### PROBLEM REQUIREMENTS:
Extract every line below that contains the word "system".

══════════

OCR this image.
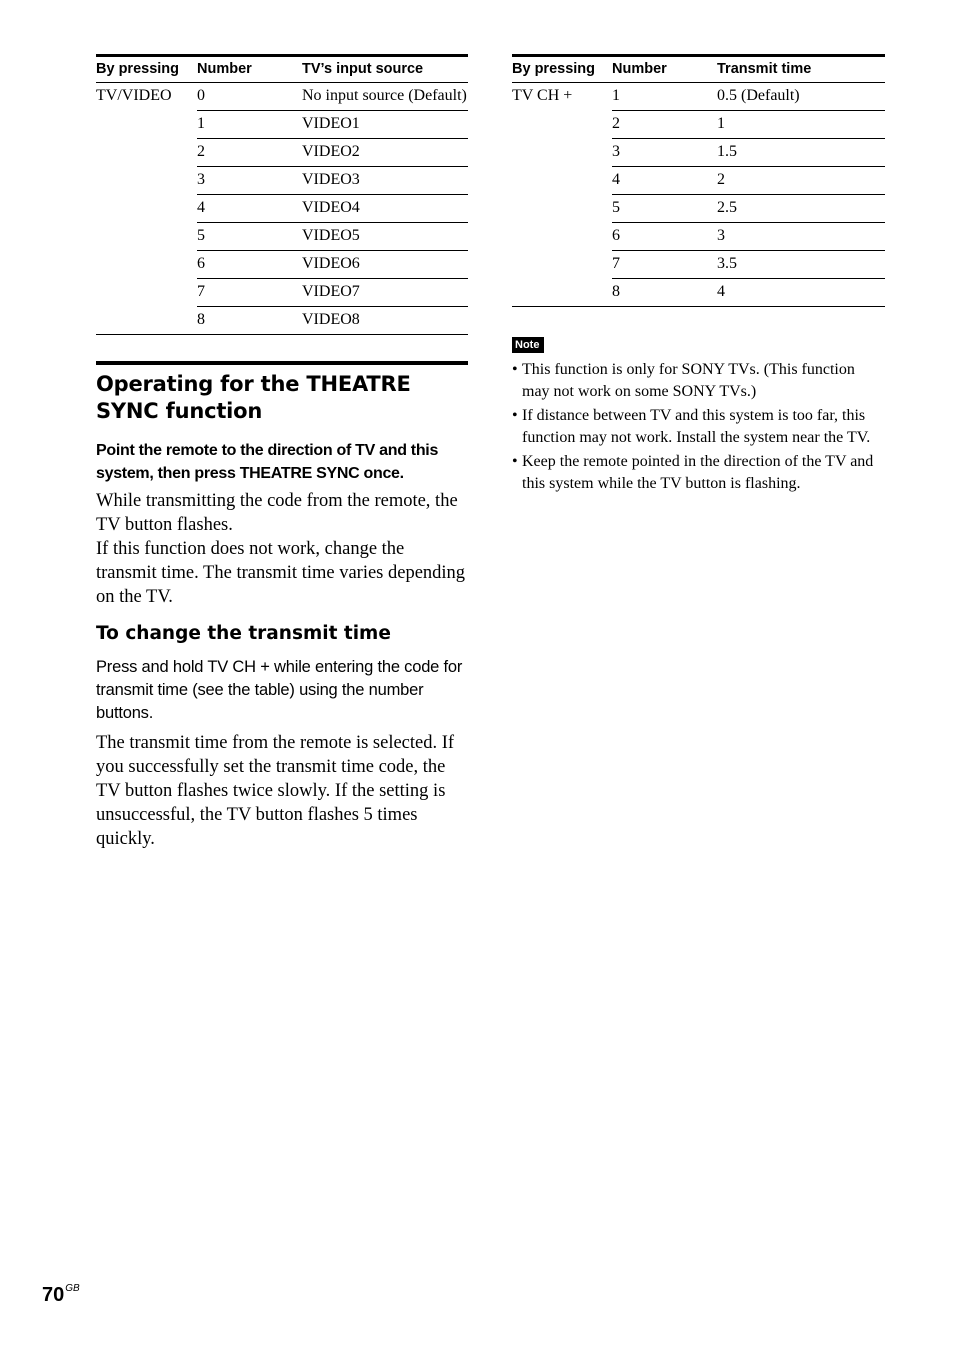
By pressing	Number	TV’s input source
TV/VIDEO	0	No input source (Default)
	1	VIDEO1
	2	VIDEO2
	3	VIDEO3
	4	VIDEO4
	5	VIDEO5
	6	VIDEO6
	7	VIDEO7
	8	VIDEO8
Operating for the THEATRE SYNC function
Point the remote to the direction of TV and this system, then press THEATRE SYNC once.
While transmitting the code from the remote, the TV button flashes.
If this function does not work, change the transmit time. The transmit time varies depending on the TV.
To change the transmit time
Press and hold TV CH + while entering the code for transmit time (see the table) using the number buttons.
The transmit time from the remote is selected. If you successfully set the transmit time code, the TV button flashes twice slowly. If the setting is unsuccessful, the TV button flashes 5 times quickly.
By pressing	Number	Transmit time
TV CH +	1	0.5 (Default)
	2	1
	3	1.5
	4	2
	5	2.5
	6	3
	7	3.5
	8	4
Note
• This function is only for SONY TVs. (This function may not work on some SONY TVs.)
• If distance between TV and this system is too far, this function may not work. Install the system near the TV.
• Keep the remote pointed in the direction of the TV and this system while the TV button is flashing.
$70^{GB}$
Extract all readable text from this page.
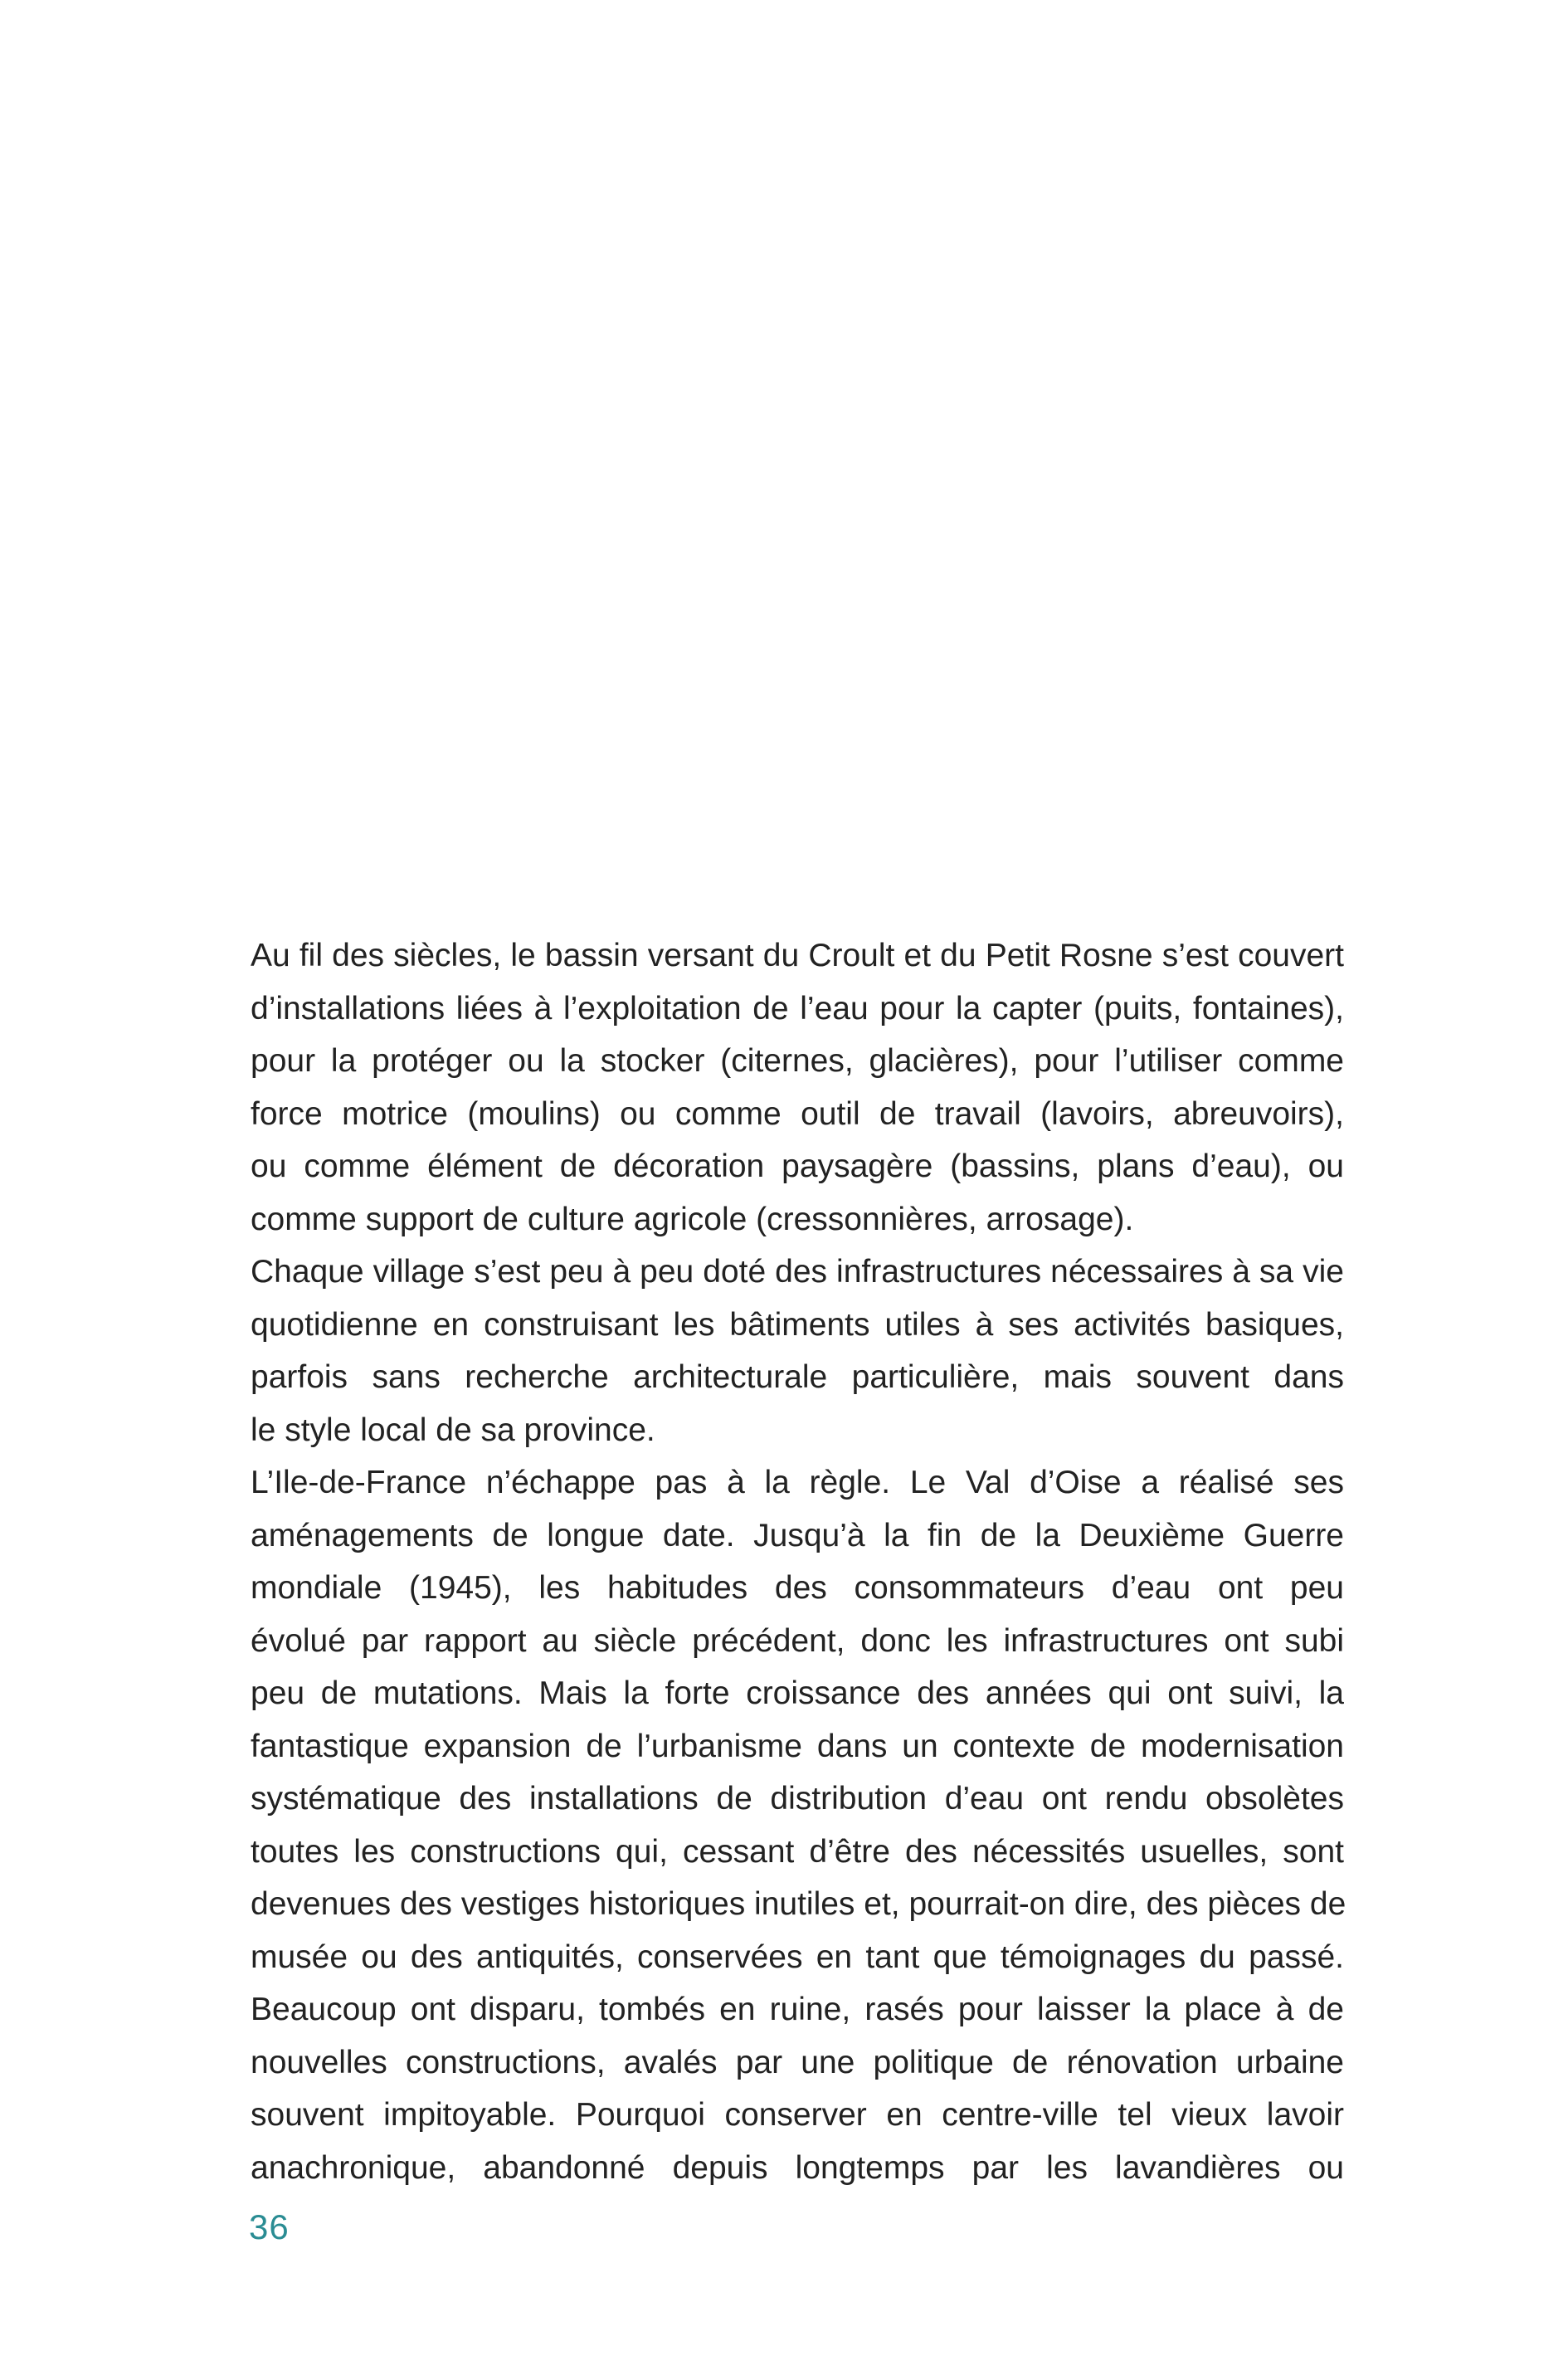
Au fil des siècles, le bassin versant du Croult et du Petit Rosne s’est couvert
d’installations liées à l’exploitation de l’eau pour la capter (puits, fontaines),
pour la protéger ou la stocker (citernes, glacières), pour l’utiliser comme
force motrice (moulins) ou comme outil de travail (lavoirs, abreuvoirs),
ou comme élément de décoration paysagère (bassins, plans d’eau), ou
comme support de culture agricole (cressonnières, arrosage).
Chaque village s’est peu à peu doté des infrastructures nécessaires à sa vie
quotidienne en construisant les bâtiments utiles à ses activités basiques,
parfois sans recherche architecturale particulière, mais souvent dans
le style local de sa province.
L’Ile-de-France n’échappe pas à la règle. Le Val d’Oise a réalisé ses
aménagements de longue date. Jusqu’à la fin de la Deuxième Guerre
mondiale (1945), les habitudes des consommateurs d’eau ont peu
évolué par rapport au siècle précédent, donc les infrastructures ont subi
peu de mutations. Mais la forte croissance des années qui ont suivi, la
fantastique expansion de l’urbanisme dans un contexte de modernisation
systématique des installations de distribution d’eau ont rendu obsolètes
toutes les constructions qui, cessant d’être des nécessités usuelles, sont
devenues des vestiges historiques inutiles et, pourrait-on dire, des pièces de
musée ou des antiquités, conservées en tant que témoignages du passé.
Beaucoup ont disparu, tombés en ruine, rasés pour laisser la place à de
nouvelles constructions, avalés par une politique de rénovation urbaine
souvent impitoyable. Pourquoi conserver en centre-ville tel vieux lavoir
anachronique, abandonné depuis longtemps par les lavandières ou
36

══════════

### ANSWER TO THIS EXERCISE:
Point the remote to the direction of TV and this system, then press THEATRE SYNC once.
• If distance between TV and this system is too far, this function may not work. Install the system near the TV.
• Keep the remote pointed in the direction of the TV and this system while the TV button is flashing.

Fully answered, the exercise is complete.